# EXERCISE
Every line that holds "name" should be shown.

Data records:
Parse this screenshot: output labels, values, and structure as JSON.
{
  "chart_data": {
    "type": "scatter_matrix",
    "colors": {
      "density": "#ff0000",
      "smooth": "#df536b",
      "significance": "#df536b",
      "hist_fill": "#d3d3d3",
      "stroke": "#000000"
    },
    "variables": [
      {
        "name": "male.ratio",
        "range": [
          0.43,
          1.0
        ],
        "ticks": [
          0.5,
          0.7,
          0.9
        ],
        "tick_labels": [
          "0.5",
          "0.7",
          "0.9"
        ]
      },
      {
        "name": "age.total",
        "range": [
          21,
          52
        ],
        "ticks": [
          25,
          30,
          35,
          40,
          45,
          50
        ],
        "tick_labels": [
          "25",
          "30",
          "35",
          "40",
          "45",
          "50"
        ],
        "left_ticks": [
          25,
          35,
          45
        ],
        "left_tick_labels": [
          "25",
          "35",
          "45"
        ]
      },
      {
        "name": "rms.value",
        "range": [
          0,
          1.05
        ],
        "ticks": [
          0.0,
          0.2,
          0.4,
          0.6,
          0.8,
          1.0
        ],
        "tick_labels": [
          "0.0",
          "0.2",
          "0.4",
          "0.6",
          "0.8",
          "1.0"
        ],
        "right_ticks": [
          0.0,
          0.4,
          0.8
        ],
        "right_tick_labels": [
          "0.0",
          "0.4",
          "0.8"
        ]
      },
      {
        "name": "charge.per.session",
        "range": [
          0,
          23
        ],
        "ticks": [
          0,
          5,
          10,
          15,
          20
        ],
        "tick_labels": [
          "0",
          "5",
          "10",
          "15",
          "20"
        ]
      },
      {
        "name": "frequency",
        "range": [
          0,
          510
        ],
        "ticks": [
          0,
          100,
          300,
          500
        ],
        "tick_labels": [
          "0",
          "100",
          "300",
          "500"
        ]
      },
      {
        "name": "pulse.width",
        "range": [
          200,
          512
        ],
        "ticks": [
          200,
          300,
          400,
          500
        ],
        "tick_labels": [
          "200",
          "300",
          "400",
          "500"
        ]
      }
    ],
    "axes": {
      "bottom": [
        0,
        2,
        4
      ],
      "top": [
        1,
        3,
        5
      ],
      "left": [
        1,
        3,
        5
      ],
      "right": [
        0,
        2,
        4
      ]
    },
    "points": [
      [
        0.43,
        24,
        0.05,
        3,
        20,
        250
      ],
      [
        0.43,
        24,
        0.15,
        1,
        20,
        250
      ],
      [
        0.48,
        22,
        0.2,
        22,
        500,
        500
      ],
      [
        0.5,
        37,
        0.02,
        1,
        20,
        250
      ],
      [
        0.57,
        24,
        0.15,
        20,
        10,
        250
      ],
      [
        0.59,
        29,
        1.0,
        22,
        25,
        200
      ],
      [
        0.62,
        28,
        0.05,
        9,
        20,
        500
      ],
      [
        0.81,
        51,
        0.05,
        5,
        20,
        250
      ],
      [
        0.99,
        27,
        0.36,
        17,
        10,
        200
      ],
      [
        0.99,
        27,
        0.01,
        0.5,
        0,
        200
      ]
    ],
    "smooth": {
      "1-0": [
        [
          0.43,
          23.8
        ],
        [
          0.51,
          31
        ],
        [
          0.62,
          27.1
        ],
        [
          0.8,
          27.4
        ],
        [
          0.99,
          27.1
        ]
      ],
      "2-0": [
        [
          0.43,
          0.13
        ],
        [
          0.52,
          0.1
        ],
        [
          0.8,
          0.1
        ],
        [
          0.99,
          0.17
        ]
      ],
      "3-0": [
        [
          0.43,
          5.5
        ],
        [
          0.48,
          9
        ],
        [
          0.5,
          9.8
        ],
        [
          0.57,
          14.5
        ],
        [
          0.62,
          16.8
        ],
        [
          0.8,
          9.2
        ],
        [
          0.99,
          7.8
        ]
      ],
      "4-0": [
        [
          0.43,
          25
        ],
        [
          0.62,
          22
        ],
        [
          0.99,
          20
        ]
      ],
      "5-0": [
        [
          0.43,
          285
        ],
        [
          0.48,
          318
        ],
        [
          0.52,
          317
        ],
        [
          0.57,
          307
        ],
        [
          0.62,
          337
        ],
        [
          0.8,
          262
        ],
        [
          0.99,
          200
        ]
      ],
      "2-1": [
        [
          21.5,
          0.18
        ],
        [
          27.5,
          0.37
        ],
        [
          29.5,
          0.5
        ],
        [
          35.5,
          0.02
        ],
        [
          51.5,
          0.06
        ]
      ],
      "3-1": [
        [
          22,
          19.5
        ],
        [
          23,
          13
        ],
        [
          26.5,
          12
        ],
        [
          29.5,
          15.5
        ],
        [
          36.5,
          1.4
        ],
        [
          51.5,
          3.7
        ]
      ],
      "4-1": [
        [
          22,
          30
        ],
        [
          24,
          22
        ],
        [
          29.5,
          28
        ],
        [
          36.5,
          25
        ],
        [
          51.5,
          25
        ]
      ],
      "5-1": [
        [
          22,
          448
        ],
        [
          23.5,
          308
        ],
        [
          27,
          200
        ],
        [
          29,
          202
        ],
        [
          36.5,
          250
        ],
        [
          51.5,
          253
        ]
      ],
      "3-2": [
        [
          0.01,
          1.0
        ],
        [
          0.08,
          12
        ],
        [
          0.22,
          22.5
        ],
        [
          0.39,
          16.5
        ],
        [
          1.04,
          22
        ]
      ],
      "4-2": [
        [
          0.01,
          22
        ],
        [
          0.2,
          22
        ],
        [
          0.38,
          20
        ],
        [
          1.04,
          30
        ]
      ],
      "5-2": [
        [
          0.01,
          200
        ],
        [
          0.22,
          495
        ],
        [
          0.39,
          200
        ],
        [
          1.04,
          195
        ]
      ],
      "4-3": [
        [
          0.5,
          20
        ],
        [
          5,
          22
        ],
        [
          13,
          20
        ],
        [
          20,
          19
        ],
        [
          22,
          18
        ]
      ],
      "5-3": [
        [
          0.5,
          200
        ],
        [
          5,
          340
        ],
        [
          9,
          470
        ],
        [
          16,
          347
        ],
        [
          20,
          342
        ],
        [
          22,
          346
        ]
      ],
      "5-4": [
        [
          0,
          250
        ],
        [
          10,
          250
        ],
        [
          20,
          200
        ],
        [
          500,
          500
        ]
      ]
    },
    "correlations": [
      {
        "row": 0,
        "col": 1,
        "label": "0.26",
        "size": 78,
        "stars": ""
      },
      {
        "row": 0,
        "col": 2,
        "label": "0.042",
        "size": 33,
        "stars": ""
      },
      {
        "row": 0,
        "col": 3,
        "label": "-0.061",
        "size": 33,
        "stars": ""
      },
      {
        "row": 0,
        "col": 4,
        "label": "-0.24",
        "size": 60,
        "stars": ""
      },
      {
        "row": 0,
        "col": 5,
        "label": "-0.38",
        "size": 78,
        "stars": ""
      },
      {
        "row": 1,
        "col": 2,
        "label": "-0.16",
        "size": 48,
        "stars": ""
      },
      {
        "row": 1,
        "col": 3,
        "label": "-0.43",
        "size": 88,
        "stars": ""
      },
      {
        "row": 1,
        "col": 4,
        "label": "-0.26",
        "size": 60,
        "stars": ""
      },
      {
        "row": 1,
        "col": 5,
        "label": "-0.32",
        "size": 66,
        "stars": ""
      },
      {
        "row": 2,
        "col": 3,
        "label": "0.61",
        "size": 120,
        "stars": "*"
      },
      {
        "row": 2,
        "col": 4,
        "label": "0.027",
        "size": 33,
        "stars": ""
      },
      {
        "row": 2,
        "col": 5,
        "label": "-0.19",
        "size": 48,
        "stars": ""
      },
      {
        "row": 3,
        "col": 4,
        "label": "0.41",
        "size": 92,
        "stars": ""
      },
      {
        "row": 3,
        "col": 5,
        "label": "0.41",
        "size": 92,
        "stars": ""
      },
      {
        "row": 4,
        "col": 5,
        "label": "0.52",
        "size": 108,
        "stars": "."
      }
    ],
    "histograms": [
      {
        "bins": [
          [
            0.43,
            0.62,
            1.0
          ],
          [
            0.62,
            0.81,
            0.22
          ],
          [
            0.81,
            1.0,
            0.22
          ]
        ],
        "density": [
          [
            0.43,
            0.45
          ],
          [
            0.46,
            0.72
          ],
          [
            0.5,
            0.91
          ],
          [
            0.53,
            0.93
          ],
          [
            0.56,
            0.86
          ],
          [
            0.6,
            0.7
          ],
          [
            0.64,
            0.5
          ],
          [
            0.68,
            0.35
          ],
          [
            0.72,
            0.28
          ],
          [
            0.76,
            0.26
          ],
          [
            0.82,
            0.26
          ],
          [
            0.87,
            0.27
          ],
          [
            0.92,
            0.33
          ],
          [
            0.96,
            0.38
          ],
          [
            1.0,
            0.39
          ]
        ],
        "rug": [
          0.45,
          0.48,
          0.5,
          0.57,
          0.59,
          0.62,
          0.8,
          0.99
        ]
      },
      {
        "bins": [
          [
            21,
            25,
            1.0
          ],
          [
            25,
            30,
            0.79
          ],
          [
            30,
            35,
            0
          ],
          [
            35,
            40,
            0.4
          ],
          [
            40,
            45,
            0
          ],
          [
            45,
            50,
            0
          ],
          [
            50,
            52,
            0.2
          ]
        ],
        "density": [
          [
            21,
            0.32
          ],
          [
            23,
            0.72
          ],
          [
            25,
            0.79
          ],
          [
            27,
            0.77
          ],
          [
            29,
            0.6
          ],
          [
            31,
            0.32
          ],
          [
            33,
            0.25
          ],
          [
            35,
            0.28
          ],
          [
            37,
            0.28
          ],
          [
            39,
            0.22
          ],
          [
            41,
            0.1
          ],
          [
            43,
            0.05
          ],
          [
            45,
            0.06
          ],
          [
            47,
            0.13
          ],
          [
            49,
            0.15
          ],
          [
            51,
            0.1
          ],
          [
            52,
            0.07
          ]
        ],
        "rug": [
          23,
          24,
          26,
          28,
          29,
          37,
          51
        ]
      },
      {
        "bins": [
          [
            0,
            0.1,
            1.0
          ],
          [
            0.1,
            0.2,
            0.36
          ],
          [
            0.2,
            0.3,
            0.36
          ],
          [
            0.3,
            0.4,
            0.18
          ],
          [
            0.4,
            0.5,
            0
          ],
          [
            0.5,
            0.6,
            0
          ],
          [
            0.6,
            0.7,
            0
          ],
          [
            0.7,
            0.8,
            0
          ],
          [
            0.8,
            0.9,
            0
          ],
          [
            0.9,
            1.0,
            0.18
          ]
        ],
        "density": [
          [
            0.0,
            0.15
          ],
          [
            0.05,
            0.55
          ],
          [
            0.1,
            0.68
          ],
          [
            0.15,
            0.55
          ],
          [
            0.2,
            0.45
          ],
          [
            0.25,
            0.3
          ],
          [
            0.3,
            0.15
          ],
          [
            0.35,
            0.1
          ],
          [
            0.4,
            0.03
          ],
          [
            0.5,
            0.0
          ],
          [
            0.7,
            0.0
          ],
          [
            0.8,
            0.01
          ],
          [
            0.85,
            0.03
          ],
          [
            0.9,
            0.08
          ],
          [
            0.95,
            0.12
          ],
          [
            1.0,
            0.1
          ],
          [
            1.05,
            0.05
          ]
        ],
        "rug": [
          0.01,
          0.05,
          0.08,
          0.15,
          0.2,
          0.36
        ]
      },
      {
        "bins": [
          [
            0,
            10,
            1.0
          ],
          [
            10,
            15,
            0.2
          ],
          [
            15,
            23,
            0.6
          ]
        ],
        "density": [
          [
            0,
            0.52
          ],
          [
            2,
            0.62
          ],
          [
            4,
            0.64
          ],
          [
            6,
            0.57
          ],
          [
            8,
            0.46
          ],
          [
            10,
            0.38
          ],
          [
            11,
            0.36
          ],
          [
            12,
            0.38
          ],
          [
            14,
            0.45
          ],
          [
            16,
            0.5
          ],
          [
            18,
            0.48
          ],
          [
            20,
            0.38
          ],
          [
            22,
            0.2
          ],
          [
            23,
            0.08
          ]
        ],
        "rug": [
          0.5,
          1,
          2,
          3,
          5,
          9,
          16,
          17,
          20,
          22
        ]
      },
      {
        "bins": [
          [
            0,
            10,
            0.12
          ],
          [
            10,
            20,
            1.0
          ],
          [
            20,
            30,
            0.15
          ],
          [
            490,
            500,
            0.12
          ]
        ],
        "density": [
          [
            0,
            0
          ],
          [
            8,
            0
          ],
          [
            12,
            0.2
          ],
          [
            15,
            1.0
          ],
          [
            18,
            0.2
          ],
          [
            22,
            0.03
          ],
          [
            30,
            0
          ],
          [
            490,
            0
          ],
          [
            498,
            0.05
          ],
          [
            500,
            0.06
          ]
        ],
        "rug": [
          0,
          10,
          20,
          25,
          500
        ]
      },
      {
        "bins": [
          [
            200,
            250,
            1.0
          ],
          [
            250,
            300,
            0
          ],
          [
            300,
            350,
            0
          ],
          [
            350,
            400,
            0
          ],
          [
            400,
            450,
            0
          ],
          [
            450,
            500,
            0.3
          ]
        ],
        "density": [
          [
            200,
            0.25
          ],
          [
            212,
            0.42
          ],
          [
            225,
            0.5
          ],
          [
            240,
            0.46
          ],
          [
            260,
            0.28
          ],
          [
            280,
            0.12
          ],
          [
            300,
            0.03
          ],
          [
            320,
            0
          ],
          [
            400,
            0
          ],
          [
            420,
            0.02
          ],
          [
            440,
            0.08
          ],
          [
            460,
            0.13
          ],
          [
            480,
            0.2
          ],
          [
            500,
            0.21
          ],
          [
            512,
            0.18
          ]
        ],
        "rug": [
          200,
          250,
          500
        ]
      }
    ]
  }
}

# SOLVED EXERCISE
        "name": "male.ratio",
        "name": "age.total",
        "name": "rms.value",
        "name": "charge.per.session",
        "name": "frequency",
        "name": "pulse.width",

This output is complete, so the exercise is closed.